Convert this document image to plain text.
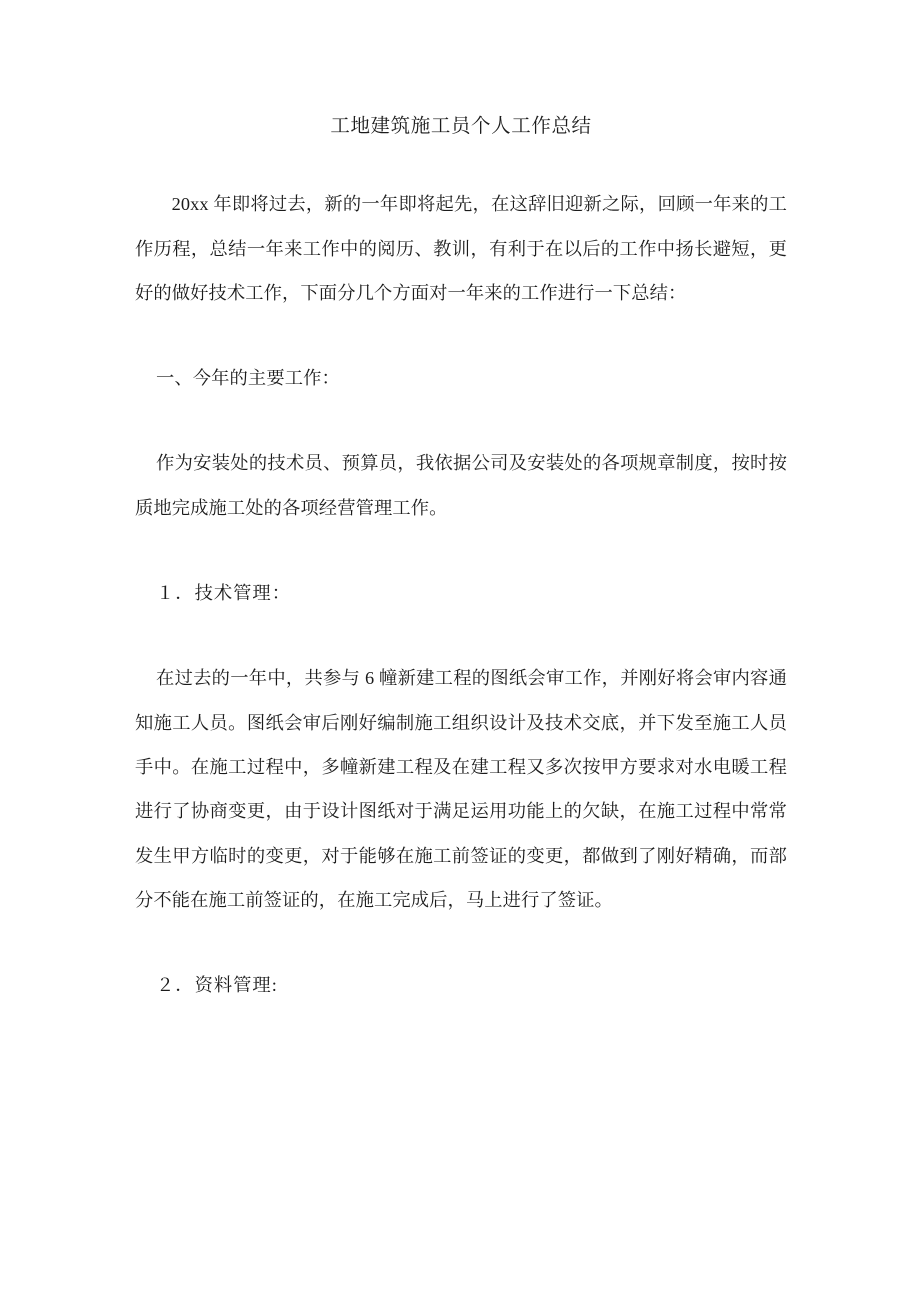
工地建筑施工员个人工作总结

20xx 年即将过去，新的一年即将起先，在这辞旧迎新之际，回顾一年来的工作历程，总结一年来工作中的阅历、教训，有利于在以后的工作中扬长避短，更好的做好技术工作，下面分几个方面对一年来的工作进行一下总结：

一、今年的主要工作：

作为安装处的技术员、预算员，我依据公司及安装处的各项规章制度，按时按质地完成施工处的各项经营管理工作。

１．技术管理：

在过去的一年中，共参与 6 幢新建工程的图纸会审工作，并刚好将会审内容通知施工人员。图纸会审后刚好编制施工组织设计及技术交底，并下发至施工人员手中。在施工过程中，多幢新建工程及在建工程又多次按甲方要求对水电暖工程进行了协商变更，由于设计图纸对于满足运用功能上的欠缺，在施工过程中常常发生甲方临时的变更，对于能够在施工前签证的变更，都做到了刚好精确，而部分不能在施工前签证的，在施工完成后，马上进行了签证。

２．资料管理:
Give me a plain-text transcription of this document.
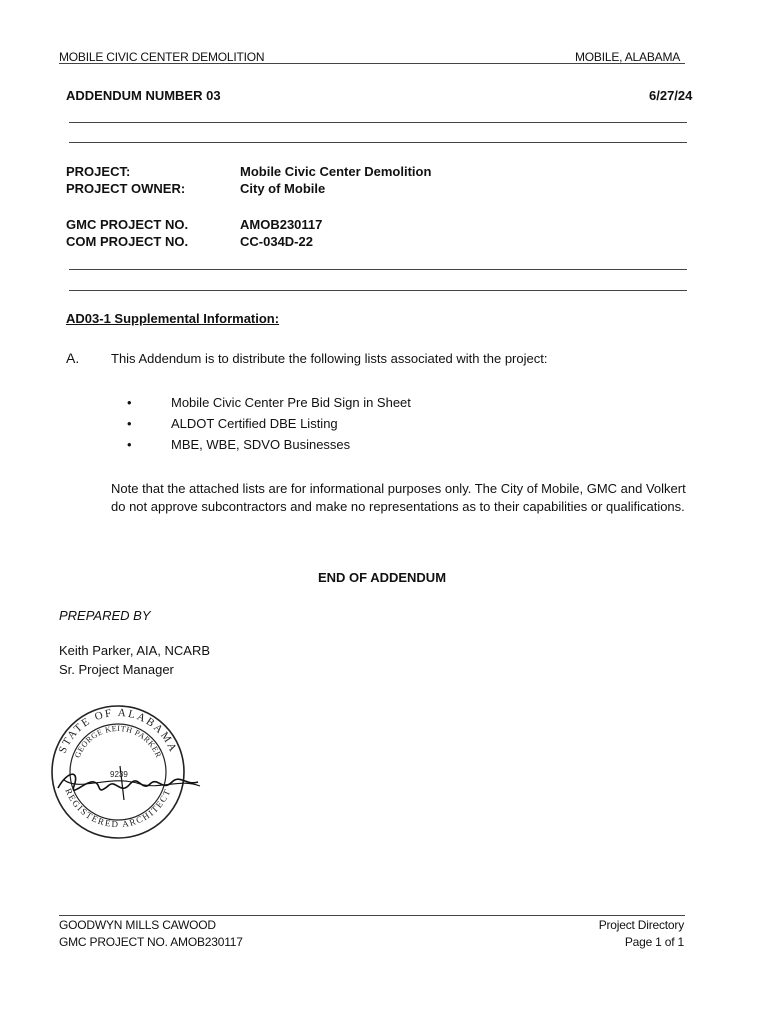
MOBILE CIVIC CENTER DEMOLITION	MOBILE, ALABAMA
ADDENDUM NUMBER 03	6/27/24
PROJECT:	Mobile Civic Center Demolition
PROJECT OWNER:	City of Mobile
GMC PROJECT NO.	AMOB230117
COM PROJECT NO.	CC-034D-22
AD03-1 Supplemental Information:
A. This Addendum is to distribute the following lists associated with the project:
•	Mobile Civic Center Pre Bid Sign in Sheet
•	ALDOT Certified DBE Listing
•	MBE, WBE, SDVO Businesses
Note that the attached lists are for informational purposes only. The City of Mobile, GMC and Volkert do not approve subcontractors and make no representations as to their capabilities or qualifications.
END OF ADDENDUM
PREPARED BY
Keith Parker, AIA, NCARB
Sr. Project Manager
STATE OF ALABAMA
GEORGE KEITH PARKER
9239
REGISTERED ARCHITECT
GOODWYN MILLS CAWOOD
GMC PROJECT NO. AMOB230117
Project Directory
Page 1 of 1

────────────────────

Print all entries exactly. The images do not belong in the copy.

Convert this document image to plain text.
工地建筑施工员个人工作总结

20xx 年即将过去，新的一年即将起先，在这辞旧迎新之际，回顾一年来的工作历程，总结一年来工作中的阅历、教训，有利于在以后的工作中扬长避短，更好的做好技术工作，下面分几个方面对一年来的工作进行一下总结：

一、今年的主要工作：

作为安装处的技术员、预算员，我依据公司及安装处的各项规章制度，按时按质地完成施工处的各项经营管理工作。

１．技术管理：

在过去的一年中，共参与 6 幢新建工程的图纸会审工作，并刚好将会审内容通知施工人员。图纸会审后刚好编制施工组织设计及技术交底，并下发至施工人员手中。在施工过程中，多幢新建工程及在建工程又多次按甲方要求对水电暖工程进行了协商变更，由于设计图纸对于满足运用功能上的欠缺，在施工过程中常常发生甲方临时的变更，对于能够在施工前签证的变更，都做到了刚好精确，而部分不能在施工前签证的，在施工完成后，马上进行了签证。

２．资料管理:
Give me a plain-text transcription of this document.
MOBILE CIVIC CENTER DEMOLITION	MOBILE, ALABAMA
ADDENDUM NUMBER 03	6/27/24
PROJECT:	Mobile Civic Center Demolition
PROJECT OWNER:	City of Mobile
GMC PROJECT NO.	AMOB230117
COM PROJECT NO.	CC-034D-22
AD03-1 Supplemental Information:
A. This Addendum is to distribute the following lists associated with the project:
•	Mobile Civic Center Pre Bid Sign in Sheet
•	ALDOT Certified DBE Listing
•	MBE, WBE, SDVO Businesses
Note that the attached lists are for informational purposes only. The City of Mobile, GMC and Volkert do not approve subcontractors and make no representations as to their capabilities or qualifications.
END OF ADDENDUM
PREPARED BY
Keith Parker, AIA, NCARB
Sr. Project Manager
STATE OF ALABAMA
GEORGE KEITH PARKER
9239
REGISTERED ARCHITECT
GOODWYN MILLS CAWOOD
GMC PROJECT NO. AMOB230117
Project Directory
Page 1 of 1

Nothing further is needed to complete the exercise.